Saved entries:
┄┄┄┄┄┄┄┄┄┄┄┄┄┄┄┄┄┄┄┄
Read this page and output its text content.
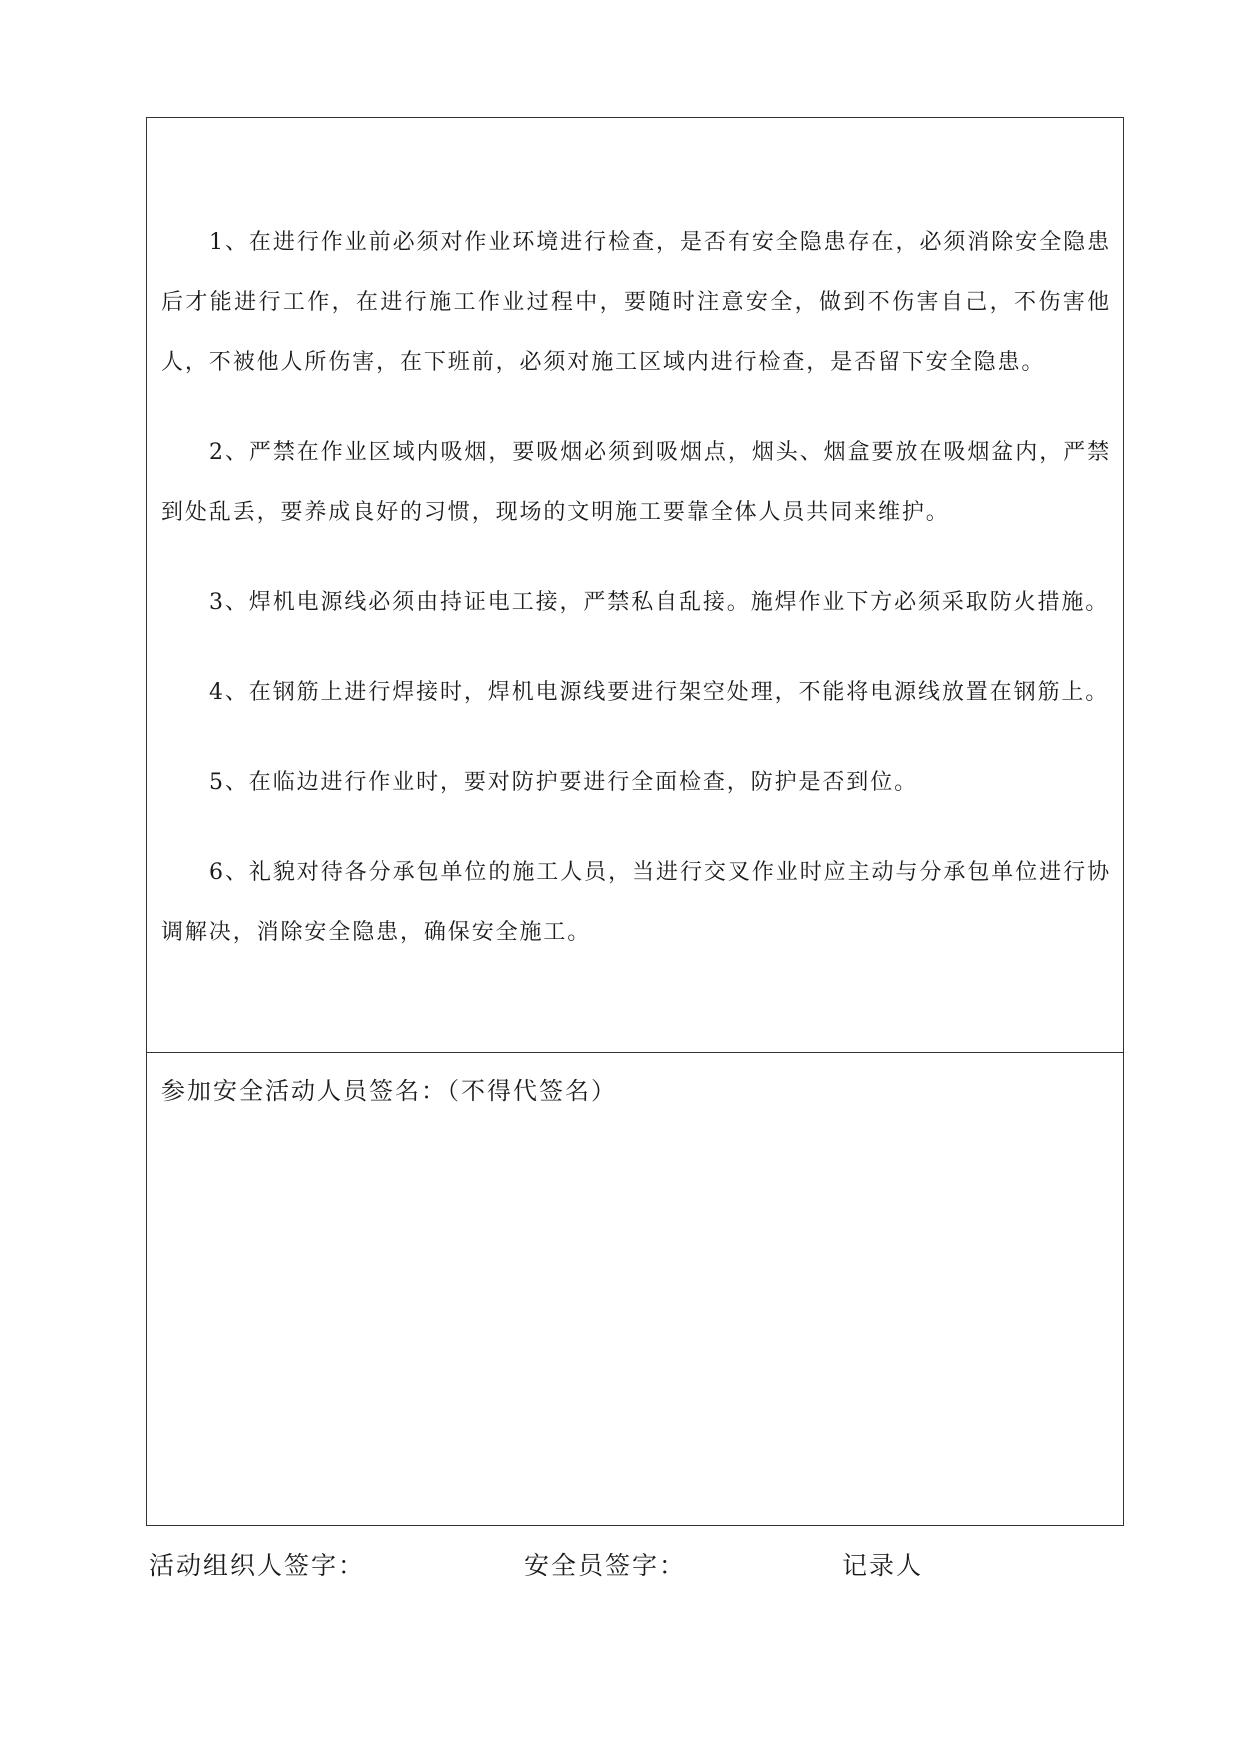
1、在进行作业前必须对作业环境进行检查，是否有安全隐患存在，必须消除安全隐患后才能进行工作，在进行施工作业过程中，要随时注意安全，做到不伤害自己，不伤害他人，不被他人所伤害，在下班前，必须对施工区域内进行检查，是否留下安全隐患。

2、严禁在作业区域内吸烟，要吸烟必须到吸烟点，烟头、烟盒要放在吸烟盆内，严禁到处乱丢，要养成良好的习惯，现场的文明施工要靠全体人员共同来维护。

3、焊机电源线必须由持证电工接，严禁私自乱接。施焊作业下方必须采取防火措施。

4、在钢筋上进行焊接时，焊机电源线要进行架空处理，不能将电源线放置在钢筋上。

5、在临边进行作业时，要对防护要进行全面检查，防护是否到位。

6、礼貌对待各分承包单位的施工人员，当进行交叉作业时应主动与分承包单位进行协调解决，消除安全隐患，确保安全施工。

参加安全活动人员签名：（不得代签名）
活动组织人签字：	安全员签字：	记录人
┄┄┄┄┄┄┄┄┄┄┄┄┄┄┄┄┄┄┄┄
AIM OF THE EXERCISE:
Reproduce all the records verbatim, excluding images.

RESULT:
Read this page and output its text content.
1、在进行作业前必须对作业环境进行检查，是否有安全隐患存在，必须消除安全隐患后才能进行工作，在进行施工作业过程中，要随时注意安全，做到不伤害自己，不伤害他人，不被他人所伤害，在下班前，必须对施工区域内进行检查，是否留下安全隐患。

2、严禁在作业区域内吸烟，要吸烟必须到吸烟点，烟头、烟盒要放在吸烟盆内，严禁到处乱丢，要养成良好的习惯，现场的文明施工要靠全体人员共同来维护。

3、焊机电源线必须由持证电工接，严禁私自乱接。施焊作业下方必须采取防火措施。

4、在钢筋上进行焊接时，焊机电源线要进行架空处理，不能将电源线放置在钢筋上。

5、在临边进行作业时，要对防护要进行全面检查，防护是否到位。

6、礼貌对待各分承包单位的施工人员，当进行交叉作业时应主动与分承包单位进行协调解决，消除安全隐患，确保安全施工。

参加安全活动人员签名：（不得代签名）
活动组织人签字：	安全员签字：	记录人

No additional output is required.